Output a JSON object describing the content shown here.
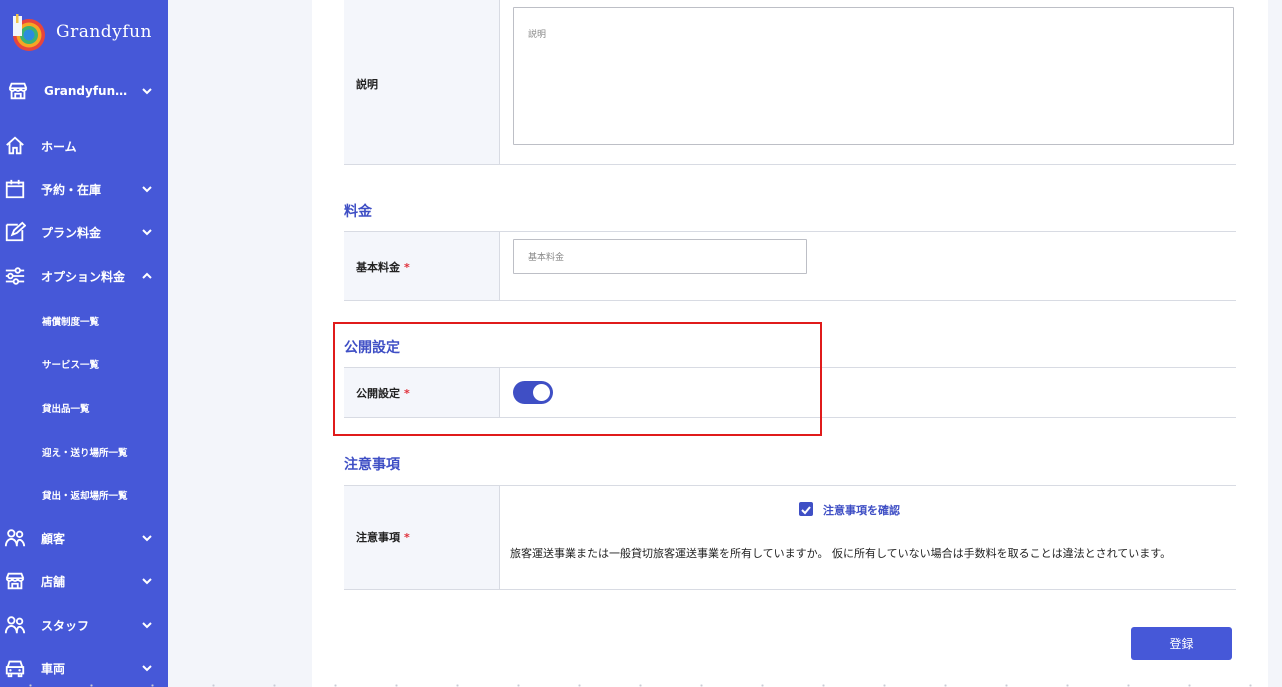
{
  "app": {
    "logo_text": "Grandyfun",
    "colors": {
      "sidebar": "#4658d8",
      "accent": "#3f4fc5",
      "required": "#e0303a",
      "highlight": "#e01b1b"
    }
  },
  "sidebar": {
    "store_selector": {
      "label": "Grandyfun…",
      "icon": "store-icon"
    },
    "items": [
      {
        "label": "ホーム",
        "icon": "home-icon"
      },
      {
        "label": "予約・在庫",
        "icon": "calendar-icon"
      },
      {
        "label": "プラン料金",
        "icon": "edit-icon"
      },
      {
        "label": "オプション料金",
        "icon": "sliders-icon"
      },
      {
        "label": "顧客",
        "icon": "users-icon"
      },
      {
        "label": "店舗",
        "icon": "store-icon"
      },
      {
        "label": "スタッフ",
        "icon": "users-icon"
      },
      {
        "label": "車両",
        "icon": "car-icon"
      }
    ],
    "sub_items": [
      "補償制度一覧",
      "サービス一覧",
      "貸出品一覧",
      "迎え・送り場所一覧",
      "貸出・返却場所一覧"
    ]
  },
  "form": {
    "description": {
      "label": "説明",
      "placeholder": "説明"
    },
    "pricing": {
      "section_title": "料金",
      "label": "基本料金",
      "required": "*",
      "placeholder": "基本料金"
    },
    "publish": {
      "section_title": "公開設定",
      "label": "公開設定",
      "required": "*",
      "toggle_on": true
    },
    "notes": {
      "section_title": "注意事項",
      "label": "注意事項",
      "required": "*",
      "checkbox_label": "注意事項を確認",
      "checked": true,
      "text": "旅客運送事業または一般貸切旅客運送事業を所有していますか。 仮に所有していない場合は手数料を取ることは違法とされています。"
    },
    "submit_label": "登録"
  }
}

* * *

**Given exercise**
Copy out all of the data word for word. Do not carry over any picture.

**Correct response**
Output a JSON object describing the content shown here.
{
  "app": {
    "logo_text": "Grandyfun",
    "colors": {
      "sidebar": "#4658d8",
      "accent": "#3f4fc5",
      "required": "#e0303a",
      "highlight": "#e01b1b"
    }
  },
  "sidebar": {
    "store_selector": {
      "label": "Grandyfun…",
      "icon": "store-icon"
    },
    "items": [
      {
        "label": "ホーム",
        "icon": "home-icon"
      },
      {
        "label": "予約・在庫",
        "icon": "calendar-icon"
      },
      {
        "label": "プラン料金",
        "icon": "edit-icon"
      },
      {
        "label": "オプション料金",
        "icon": "sliders-icon"
      },
      {
        "label": "顧客",
        "icon": "users-icon"
      },
      {
        "label": "店舗",
        "icon": "store-icon"
      },
      {
        "label": "スタッフ",
        "icon": "users-icon"
      },
      {
        "label": "車両",
        "icon": "car-icon"
      }
    ],
    "sub_items": [
      "補償制度一覧",
      "サービス一覧",
      "貸出品一覧",
      "迎え・送り場所一覧",
      "貸出・返却場所一覧"
    ]
  },
  "form": {
    "description": {
      "label": "説明",
      "placeholder": "説明"
    },
    "pricing": {
      "section_title": "料金",
      "label": "基本料金",
      "required": "*",
      "placeholder": "基本料金"
    },
    "publish": {
      "section_title": "公開設定",
      "label": "公開設定",
      "required": "*",
      "toggle_on": true
    },
    "notes": {
      "section_title": "注意事項",
      "label": "注意事項",
      "required": "*",
      "checkbox_label": "注意事項を確認",
      "checked": true,
      "text": "旅客運送事業または一般貸切旅客運送事業を所有していますか。 仮に所有していない場合は手数料を取ることは違法とされています。"
    },
    "submit_label": "登録"
  }
}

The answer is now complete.